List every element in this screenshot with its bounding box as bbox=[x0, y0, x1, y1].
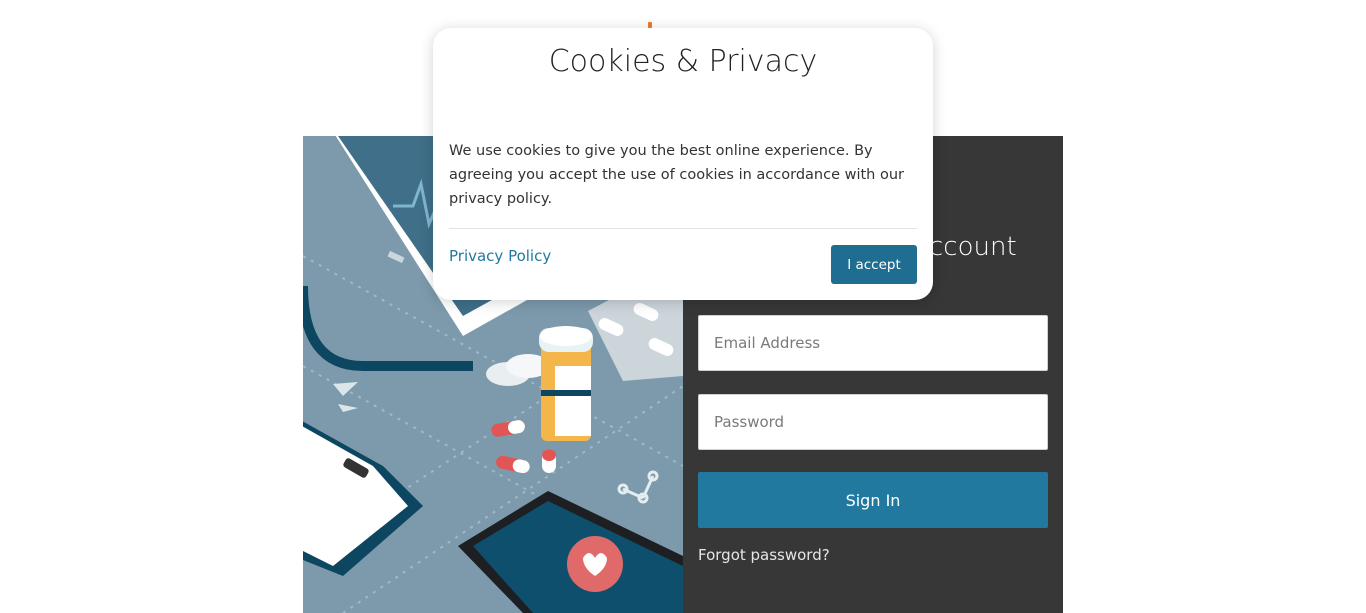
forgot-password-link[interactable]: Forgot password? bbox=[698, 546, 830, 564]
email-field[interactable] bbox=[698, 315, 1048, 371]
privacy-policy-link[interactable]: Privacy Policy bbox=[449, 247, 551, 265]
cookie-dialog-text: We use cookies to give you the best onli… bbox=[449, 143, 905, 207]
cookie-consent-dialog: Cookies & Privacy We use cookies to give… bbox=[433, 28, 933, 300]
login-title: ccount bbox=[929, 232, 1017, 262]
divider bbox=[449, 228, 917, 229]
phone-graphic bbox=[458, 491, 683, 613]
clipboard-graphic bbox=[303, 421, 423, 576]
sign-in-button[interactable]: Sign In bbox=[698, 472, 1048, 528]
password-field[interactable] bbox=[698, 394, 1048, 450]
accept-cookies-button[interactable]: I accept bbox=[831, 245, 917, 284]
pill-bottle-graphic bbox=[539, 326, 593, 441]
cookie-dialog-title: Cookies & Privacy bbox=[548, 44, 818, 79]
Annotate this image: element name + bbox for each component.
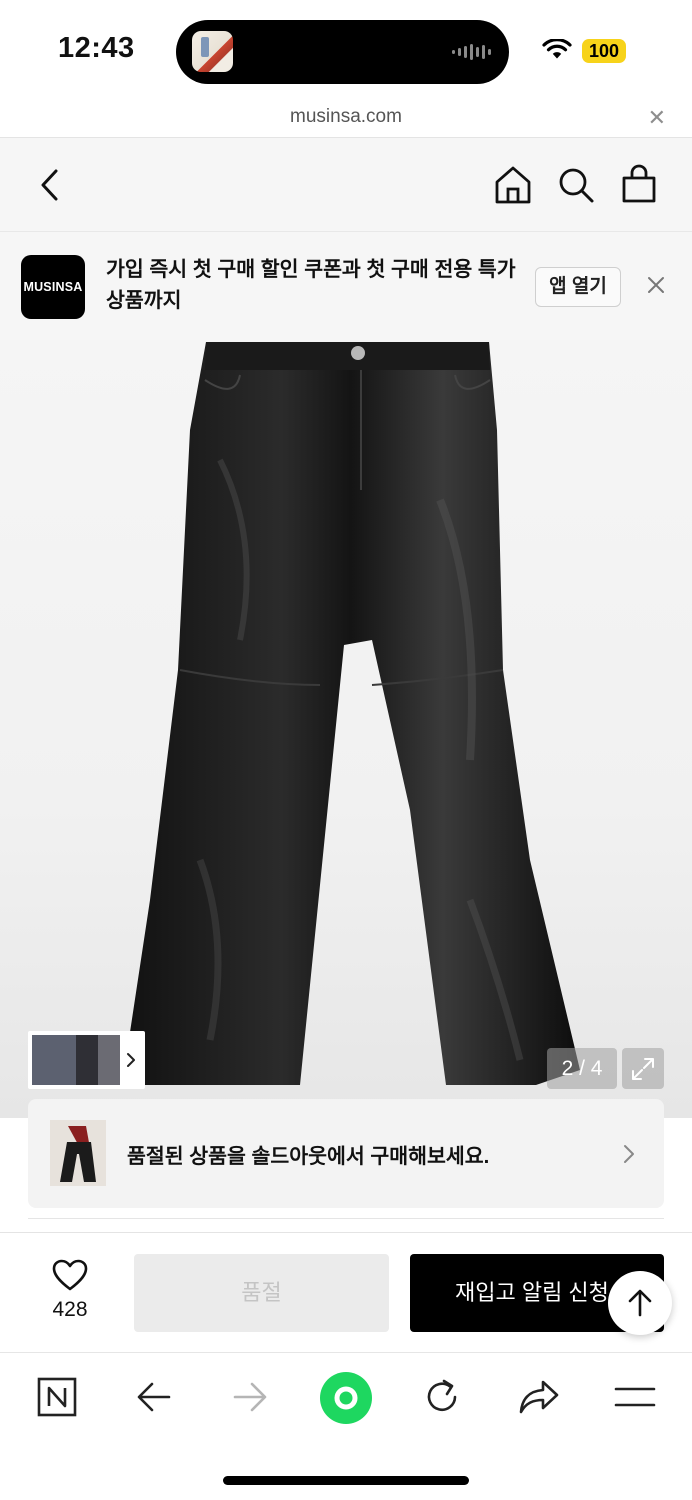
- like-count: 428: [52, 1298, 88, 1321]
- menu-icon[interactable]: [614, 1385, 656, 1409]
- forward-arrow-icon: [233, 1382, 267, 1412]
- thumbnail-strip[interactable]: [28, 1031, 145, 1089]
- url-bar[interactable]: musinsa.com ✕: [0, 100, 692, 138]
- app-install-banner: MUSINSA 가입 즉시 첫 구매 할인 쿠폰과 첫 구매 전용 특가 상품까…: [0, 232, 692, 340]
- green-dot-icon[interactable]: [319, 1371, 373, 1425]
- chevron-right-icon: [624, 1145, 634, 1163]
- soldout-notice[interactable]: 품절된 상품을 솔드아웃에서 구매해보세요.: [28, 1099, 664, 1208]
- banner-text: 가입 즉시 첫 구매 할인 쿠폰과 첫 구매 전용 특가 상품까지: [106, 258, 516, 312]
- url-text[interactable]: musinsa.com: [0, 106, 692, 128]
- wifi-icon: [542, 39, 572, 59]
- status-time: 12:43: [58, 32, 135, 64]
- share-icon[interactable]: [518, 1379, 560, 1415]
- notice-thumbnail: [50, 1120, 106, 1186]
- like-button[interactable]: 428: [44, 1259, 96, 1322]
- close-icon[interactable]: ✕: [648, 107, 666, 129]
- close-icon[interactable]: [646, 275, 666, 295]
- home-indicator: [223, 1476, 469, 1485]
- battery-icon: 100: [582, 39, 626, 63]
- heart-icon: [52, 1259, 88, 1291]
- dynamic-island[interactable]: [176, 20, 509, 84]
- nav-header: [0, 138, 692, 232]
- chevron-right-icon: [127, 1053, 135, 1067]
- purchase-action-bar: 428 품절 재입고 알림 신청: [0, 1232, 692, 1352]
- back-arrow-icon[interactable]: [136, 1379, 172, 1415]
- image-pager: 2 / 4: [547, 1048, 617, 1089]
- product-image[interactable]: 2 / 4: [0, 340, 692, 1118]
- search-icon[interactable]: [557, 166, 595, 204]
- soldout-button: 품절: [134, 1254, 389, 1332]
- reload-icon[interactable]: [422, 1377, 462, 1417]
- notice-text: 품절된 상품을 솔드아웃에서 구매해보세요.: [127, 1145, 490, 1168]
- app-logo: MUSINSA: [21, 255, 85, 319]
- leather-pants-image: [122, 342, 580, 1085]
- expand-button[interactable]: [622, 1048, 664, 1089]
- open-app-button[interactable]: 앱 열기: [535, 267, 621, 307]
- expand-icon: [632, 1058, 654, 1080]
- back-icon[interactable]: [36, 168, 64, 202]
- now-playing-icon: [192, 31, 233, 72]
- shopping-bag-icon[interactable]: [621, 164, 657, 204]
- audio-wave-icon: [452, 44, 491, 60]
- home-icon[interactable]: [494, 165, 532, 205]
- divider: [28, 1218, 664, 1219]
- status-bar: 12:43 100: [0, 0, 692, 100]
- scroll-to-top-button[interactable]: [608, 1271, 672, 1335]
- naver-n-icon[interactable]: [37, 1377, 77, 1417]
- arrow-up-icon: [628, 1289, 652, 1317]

- Task statement -
Copy the stretch of records from the line that contains "- like-count: 428: [52, 1298, 88, 1321]" through the line that contains "- share-icon[interactable]: [518, 1379, 560, 1415]", unchanged.

- Task result -
- like-count: 428: [52, 1298, 88, 1321]
- menu-icon[interactable]: [614, 1385, 656, 1409]
- forward-arrow-icon: [233, 1382, 267, 1412]
- thumbnail-strip[interactable]: [28, 1031, 145, 1089]
- url-bar[interactable]: musinsa.com ✕: [0, 100, 692, 138]
- app-install-banner: MUSINSA 가입 즉시 첫 구매 할인 쿠폰과 첫 구매 전용 특가 상품까…: [0, 232, 692, 340]
- green-dot-icon[interactable]: [319, 1371, 373, 1425]
- chevron-right-icon: [624, 1145, 634, 1163]
- soldout-notice[interactable]: 품절된 상품을 솔드아웃에서 구매해보세요.: [28, 1099, 664, 1208]
- banner-text: 가입 즉시 첫 구매 할인 쿠폰과 첫 구매 전용 특가 상품까지: [106, 258, 516, 312]
- url-text[interactable]: musinsa.com: [0, 106, 692, 128]
- wifi-icon: [542, 39, 572, 59]
- status-time: 12:43: [58, 32, 135, 64]
- share-icon[interactable]: [518, 1379, 560, 1415]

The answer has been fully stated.